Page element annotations
..........

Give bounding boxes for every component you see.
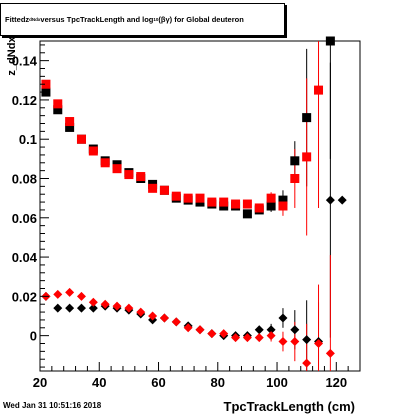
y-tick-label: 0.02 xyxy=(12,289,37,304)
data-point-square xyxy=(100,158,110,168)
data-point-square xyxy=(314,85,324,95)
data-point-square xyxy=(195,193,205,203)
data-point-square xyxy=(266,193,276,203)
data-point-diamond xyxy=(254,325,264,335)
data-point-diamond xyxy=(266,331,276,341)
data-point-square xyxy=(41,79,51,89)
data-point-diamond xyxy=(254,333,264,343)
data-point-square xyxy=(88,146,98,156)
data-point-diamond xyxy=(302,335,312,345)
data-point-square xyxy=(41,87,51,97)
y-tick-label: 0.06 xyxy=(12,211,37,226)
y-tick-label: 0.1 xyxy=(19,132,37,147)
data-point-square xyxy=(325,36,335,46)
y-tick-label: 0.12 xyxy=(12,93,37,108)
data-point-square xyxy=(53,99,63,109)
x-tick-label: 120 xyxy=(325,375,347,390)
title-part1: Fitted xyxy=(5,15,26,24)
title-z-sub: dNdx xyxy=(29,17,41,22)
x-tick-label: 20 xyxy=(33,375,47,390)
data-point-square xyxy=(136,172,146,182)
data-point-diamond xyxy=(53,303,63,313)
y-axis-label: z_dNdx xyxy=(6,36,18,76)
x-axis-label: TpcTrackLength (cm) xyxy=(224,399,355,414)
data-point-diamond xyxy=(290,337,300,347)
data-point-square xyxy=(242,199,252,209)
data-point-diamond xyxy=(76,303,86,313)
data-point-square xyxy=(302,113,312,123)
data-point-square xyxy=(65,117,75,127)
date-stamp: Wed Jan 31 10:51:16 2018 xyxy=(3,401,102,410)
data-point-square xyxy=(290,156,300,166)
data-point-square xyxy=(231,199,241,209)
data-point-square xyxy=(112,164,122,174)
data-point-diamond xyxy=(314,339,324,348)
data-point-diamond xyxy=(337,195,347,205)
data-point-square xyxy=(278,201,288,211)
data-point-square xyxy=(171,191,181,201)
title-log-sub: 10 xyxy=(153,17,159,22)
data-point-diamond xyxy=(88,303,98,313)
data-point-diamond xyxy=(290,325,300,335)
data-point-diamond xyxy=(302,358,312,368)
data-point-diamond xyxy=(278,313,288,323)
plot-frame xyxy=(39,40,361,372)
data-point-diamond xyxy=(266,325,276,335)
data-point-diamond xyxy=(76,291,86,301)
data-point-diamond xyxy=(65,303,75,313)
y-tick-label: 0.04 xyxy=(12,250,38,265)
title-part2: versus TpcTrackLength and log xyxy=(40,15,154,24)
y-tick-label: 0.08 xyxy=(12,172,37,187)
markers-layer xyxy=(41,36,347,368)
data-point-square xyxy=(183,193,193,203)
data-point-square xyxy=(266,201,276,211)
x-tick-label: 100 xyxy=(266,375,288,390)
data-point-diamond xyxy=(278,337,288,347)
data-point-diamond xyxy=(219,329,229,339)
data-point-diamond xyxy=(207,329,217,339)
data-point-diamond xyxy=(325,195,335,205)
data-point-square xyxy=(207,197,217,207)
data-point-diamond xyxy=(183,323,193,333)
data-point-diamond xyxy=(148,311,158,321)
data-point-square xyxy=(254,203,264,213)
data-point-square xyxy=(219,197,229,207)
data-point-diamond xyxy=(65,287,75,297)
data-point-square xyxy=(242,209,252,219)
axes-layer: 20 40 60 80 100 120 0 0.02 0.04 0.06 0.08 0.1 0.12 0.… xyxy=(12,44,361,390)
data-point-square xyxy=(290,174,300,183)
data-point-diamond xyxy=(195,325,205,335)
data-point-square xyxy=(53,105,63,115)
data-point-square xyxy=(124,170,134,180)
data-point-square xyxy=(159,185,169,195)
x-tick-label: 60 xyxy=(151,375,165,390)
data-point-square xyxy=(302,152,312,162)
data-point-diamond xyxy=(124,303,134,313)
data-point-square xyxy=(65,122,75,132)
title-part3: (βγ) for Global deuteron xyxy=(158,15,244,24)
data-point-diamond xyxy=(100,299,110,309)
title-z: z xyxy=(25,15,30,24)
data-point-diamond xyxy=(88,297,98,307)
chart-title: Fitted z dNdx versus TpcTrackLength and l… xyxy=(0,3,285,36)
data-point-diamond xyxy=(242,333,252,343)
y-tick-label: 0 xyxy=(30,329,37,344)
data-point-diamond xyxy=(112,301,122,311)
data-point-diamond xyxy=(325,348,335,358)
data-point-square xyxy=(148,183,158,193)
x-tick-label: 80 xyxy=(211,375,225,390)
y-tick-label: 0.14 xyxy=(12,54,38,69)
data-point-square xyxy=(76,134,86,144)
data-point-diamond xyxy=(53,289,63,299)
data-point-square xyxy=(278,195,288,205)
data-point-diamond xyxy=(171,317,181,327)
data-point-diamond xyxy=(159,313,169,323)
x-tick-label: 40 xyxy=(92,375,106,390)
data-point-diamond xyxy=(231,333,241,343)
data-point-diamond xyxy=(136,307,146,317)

..........

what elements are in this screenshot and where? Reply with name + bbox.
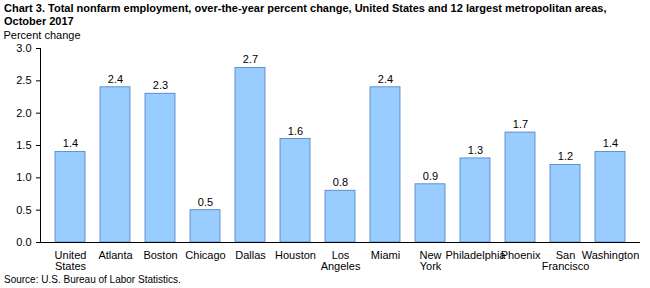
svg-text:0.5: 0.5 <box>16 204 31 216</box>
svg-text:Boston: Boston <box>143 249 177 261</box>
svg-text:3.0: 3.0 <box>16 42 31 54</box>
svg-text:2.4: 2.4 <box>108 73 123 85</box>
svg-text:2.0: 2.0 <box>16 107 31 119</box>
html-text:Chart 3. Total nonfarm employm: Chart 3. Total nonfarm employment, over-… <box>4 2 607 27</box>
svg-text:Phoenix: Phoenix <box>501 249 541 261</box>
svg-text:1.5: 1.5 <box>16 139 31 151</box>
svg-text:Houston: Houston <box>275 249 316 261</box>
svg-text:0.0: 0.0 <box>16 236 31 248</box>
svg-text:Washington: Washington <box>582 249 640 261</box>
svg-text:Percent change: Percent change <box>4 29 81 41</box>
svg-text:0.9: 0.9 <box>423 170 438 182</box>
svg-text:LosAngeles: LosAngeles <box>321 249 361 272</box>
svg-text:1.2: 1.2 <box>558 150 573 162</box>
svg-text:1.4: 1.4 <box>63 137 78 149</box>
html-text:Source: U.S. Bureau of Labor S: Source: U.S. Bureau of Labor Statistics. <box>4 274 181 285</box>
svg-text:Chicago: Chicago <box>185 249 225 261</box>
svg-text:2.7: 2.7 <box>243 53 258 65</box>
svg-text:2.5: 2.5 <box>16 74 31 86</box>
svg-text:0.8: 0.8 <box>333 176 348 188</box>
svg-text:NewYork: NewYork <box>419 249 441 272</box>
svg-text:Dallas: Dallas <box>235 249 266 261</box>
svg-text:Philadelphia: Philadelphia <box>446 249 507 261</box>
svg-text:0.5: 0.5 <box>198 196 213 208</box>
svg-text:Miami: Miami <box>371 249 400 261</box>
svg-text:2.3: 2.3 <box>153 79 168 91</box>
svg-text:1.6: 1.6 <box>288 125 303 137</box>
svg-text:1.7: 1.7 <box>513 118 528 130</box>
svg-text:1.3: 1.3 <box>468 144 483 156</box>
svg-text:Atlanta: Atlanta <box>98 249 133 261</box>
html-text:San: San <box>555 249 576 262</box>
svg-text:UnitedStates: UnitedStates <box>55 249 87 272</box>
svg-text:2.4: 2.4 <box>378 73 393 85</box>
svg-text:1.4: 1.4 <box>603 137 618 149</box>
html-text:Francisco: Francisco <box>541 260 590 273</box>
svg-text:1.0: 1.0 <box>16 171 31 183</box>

..........

Can you render the lines between the one containing "y-tick-label: 0.02 xyxy=(12,289,37,304)" and the one containing "data-point-square xyxy=(41,87,51,97)", both included, as a JSON list of strings with one string per line and any blank lines omitted?

[
  "y-tick-label: 0.02 xyxy=(12,289,37,304)",
  "data-point-square xyxy=(100,158,110,168)",
  "data-point-square xyxy=(314,85,324,95)",
  "data-point-square xyxy=(195,193,205,203)",
  "data-point-square xyxy=(266,193,276,203)",
  "data-point-diamond xyxy=(254,325,264,335)",
  "data-point-diamond xyxy=(266,331,276,341)",
  "data-point-square xyxy=(41,79,51,89)",
  "data-point-diamond xyxy=(254,333,264,343)",
  "data-point-square xyxy=(88,146,98,156)",
  "data-point-diamond xyxy=(302,335,312,345)",
  "data-point-square xyxy=(41,87,51,97)"
]